▸ AIM:
Your answer should be a single number: the count of lines in the material below that hold "pressure".

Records
+ + + +
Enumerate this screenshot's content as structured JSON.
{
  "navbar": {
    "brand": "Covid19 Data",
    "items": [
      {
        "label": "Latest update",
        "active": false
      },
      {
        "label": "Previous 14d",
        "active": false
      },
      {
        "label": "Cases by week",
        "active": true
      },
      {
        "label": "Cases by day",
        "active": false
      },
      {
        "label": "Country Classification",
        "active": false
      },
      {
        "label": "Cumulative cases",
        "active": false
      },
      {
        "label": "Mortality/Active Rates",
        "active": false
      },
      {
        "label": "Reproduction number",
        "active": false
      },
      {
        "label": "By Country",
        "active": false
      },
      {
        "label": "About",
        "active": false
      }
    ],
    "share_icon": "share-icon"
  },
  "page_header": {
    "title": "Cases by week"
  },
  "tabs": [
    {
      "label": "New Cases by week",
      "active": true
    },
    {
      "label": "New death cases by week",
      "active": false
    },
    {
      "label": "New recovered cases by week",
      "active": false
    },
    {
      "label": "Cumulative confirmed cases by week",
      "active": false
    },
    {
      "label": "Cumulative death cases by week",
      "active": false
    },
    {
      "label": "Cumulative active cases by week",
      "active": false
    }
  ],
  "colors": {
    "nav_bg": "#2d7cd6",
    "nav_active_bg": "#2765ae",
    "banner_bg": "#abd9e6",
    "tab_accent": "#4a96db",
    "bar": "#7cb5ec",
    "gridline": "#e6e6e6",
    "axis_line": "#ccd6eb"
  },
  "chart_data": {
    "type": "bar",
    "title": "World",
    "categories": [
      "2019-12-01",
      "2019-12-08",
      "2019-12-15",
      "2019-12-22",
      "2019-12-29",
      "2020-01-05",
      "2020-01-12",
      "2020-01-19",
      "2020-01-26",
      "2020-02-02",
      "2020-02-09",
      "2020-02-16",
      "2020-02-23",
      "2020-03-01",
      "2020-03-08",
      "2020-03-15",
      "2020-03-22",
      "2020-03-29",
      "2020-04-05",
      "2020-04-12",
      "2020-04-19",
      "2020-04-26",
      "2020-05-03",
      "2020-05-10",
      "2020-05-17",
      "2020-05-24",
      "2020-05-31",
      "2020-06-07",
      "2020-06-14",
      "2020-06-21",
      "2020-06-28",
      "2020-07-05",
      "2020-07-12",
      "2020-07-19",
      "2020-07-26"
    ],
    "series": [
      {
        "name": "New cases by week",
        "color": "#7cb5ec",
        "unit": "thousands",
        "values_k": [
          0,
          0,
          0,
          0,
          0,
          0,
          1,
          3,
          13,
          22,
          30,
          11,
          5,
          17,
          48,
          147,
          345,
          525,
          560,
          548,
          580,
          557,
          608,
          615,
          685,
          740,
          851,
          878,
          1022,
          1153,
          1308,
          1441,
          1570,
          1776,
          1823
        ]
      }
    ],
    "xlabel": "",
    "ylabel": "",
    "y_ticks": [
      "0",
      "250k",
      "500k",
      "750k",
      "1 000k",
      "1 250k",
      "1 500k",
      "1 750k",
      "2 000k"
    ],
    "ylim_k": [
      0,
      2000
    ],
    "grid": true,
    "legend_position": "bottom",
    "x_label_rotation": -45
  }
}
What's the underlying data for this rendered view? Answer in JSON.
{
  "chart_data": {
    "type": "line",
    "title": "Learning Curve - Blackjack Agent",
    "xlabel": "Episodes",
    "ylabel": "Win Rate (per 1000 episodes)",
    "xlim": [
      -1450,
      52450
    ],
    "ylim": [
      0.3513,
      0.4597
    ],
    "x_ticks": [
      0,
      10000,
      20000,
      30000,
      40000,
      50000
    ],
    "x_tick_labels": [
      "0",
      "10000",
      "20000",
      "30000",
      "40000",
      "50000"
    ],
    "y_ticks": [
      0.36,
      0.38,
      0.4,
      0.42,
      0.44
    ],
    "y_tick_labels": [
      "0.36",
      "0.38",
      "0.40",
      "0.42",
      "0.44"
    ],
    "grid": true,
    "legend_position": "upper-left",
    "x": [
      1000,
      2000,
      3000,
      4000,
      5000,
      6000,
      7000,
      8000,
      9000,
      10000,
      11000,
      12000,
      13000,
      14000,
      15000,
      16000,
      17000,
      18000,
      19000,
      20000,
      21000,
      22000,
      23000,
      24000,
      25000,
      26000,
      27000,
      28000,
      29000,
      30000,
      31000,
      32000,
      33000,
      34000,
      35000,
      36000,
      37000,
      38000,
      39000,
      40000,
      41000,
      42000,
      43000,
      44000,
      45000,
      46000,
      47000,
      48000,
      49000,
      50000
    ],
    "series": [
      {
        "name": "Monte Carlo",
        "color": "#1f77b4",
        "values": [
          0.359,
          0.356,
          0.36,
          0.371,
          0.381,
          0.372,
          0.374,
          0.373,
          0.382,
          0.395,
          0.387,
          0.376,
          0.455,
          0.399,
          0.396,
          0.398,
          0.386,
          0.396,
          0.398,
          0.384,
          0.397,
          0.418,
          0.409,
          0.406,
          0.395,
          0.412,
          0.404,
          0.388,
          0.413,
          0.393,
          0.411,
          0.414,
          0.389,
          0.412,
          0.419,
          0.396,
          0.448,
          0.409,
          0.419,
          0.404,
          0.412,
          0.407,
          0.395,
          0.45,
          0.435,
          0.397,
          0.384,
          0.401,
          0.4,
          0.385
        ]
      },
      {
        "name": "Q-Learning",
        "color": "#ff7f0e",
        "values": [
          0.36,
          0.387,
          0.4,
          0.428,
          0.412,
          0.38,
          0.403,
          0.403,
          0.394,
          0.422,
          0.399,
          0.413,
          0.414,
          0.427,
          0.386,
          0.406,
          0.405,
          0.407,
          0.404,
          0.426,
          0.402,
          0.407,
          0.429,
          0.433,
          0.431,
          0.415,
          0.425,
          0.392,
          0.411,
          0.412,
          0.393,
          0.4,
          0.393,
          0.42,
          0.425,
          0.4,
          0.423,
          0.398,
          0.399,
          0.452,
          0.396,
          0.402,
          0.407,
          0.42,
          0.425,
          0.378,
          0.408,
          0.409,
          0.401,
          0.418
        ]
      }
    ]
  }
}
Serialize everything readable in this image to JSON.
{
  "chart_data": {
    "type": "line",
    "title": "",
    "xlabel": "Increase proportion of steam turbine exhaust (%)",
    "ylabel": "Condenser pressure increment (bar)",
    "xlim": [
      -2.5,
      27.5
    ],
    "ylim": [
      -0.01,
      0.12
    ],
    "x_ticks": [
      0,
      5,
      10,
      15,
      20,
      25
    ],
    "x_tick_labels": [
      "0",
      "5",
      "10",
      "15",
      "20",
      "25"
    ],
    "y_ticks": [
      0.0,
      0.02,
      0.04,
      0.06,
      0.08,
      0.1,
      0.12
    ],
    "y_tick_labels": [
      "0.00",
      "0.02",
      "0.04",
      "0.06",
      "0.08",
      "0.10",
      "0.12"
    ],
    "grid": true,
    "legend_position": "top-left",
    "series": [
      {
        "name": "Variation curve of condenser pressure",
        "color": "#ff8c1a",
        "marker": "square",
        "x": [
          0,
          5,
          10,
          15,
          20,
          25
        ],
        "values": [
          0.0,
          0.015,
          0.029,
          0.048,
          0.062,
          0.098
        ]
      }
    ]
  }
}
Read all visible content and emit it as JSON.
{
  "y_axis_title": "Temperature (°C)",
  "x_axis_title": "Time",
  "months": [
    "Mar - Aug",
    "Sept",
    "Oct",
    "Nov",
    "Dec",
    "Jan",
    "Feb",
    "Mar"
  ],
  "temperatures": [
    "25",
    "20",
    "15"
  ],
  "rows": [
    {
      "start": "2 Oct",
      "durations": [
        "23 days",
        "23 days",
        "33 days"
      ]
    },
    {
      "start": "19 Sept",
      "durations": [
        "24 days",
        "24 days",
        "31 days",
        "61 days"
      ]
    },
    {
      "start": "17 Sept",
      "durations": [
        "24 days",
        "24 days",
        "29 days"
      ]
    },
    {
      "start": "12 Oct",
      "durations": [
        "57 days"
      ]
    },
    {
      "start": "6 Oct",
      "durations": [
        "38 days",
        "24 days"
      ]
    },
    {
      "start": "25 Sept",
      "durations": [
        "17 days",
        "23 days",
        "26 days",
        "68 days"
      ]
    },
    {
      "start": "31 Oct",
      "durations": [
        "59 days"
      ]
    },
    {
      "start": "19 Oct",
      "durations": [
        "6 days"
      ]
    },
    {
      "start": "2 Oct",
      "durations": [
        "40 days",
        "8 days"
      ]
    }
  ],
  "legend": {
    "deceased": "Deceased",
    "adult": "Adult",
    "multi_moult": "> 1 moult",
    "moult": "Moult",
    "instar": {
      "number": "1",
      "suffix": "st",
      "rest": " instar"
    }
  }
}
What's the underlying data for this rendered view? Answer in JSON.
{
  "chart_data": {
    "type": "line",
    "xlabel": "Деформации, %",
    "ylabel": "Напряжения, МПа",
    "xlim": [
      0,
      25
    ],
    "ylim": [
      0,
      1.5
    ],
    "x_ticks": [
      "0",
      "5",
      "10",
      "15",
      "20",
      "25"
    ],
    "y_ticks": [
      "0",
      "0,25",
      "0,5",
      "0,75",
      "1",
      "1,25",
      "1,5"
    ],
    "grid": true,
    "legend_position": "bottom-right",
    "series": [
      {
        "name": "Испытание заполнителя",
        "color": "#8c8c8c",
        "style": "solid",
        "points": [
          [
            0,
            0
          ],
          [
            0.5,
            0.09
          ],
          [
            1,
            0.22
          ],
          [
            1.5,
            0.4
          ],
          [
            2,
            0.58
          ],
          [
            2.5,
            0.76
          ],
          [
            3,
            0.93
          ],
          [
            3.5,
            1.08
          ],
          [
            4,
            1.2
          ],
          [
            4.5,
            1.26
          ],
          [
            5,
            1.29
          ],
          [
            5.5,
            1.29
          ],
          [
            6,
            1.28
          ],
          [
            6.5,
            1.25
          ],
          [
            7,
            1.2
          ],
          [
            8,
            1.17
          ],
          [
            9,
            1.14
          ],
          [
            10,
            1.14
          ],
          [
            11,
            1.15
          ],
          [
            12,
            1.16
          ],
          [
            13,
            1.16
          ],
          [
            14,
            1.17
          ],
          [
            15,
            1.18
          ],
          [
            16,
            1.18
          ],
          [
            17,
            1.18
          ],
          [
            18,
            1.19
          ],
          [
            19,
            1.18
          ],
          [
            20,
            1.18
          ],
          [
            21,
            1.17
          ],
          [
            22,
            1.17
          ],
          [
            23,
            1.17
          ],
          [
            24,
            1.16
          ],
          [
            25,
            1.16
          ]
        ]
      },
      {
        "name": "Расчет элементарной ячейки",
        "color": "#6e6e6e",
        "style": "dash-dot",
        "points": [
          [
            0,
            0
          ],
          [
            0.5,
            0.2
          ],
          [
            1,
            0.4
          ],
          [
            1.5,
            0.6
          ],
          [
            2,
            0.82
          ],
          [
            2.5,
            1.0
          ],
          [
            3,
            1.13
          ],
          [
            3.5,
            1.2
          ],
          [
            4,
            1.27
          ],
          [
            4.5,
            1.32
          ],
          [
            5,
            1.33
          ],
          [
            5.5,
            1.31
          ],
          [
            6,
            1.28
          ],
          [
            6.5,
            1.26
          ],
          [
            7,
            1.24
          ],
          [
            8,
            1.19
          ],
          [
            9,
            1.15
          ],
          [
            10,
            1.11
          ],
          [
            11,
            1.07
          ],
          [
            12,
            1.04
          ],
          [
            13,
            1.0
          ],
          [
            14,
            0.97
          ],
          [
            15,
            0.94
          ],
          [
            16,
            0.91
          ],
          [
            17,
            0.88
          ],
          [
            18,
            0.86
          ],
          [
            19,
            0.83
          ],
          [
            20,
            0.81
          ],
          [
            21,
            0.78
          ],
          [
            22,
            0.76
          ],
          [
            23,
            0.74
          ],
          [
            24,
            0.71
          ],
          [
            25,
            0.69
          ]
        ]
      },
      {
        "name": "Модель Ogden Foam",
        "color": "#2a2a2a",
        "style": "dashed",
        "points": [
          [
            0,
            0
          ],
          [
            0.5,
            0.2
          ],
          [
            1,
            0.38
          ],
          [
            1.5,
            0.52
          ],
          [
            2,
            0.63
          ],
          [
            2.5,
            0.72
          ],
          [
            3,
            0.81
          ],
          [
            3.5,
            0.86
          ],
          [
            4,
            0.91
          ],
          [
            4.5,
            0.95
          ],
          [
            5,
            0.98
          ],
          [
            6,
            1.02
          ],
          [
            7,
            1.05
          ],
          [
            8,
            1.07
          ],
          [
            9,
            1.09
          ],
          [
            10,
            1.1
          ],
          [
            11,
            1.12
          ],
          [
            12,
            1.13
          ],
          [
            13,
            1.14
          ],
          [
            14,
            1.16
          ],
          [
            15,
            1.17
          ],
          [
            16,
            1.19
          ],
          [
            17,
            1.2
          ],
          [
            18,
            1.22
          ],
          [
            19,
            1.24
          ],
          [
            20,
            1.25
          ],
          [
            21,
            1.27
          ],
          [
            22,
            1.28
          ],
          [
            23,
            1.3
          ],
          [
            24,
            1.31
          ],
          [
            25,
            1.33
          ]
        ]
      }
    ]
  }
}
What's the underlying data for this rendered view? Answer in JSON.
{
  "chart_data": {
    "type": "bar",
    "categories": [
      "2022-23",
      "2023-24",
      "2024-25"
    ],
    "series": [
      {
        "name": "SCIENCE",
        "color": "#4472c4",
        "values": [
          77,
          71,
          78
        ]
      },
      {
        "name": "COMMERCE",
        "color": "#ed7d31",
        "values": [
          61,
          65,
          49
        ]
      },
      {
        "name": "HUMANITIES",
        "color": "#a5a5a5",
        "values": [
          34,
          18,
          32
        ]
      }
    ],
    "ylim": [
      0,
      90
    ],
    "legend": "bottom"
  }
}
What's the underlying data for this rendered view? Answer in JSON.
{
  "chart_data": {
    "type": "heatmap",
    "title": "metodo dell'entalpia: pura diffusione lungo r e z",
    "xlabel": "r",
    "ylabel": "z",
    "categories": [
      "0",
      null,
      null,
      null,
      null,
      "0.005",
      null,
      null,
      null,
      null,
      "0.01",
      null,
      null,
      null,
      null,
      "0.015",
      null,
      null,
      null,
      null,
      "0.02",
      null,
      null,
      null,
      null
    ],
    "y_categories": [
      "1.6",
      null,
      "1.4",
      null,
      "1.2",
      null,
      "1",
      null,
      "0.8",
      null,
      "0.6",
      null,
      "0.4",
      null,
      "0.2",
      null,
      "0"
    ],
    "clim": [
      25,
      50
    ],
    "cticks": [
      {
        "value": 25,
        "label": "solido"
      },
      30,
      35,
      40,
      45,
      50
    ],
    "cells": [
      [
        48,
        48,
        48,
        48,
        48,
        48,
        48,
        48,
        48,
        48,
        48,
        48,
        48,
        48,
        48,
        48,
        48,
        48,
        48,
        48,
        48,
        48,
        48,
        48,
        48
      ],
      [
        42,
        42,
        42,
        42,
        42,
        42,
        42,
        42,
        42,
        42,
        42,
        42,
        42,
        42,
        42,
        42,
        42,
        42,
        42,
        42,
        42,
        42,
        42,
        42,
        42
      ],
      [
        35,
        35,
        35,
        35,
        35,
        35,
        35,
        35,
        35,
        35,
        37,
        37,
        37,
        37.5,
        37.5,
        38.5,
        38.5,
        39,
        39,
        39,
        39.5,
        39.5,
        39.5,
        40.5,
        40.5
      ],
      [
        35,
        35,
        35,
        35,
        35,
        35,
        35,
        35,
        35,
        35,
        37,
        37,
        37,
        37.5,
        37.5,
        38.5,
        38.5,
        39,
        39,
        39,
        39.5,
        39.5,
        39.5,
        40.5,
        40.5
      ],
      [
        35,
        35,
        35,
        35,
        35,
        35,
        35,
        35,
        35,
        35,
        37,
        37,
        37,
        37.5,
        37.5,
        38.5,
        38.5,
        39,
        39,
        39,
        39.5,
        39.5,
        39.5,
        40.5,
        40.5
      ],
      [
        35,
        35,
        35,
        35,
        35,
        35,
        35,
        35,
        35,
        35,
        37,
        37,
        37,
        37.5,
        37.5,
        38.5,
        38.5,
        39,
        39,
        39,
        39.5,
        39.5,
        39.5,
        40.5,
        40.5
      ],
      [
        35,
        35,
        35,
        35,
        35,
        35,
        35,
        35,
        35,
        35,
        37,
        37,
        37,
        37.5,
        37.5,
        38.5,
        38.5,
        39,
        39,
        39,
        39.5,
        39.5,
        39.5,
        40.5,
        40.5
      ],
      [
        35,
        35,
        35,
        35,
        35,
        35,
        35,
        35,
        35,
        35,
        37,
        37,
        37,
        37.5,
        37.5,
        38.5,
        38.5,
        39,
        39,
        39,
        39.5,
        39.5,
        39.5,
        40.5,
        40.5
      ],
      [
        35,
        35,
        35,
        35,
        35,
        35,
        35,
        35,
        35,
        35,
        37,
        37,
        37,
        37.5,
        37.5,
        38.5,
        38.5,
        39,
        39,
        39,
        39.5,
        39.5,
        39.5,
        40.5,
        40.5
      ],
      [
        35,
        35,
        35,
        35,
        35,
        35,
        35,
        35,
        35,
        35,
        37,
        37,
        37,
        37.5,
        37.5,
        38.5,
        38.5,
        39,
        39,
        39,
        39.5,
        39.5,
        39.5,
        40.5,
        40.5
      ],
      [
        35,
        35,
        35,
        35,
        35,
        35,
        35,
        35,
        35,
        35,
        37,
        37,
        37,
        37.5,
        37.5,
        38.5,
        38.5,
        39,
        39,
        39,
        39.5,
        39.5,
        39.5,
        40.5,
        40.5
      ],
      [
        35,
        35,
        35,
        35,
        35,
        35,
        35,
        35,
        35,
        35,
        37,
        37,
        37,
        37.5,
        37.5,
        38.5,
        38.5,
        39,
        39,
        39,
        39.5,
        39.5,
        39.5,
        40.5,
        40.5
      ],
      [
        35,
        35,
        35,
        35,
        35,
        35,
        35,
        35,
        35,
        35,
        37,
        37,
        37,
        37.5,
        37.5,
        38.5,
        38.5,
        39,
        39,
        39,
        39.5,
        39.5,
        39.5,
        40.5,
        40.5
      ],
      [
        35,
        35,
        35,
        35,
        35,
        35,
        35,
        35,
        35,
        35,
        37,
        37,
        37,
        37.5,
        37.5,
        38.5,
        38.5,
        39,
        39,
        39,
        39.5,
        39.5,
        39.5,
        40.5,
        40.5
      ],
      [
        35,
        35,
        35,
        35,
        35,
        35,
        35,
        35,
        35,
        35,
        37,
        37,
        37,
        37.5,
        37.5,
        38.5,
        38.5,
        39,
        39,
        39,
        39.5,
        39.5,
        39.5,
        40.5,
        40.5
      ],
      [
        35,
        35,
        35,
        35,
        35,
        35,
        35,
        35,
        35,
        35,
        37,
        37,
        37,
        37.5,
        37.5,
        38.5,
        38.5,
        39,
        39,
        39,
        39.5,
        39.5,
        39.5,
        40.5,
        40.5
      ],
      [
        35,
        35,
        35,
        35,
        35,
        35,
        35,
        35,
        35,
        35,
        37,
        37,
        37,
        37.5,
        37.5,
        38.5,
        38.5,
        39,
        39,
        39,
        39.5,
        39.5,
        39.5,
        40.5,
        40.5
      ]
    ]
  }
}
+ + + +
▸ THE ANSWER:
2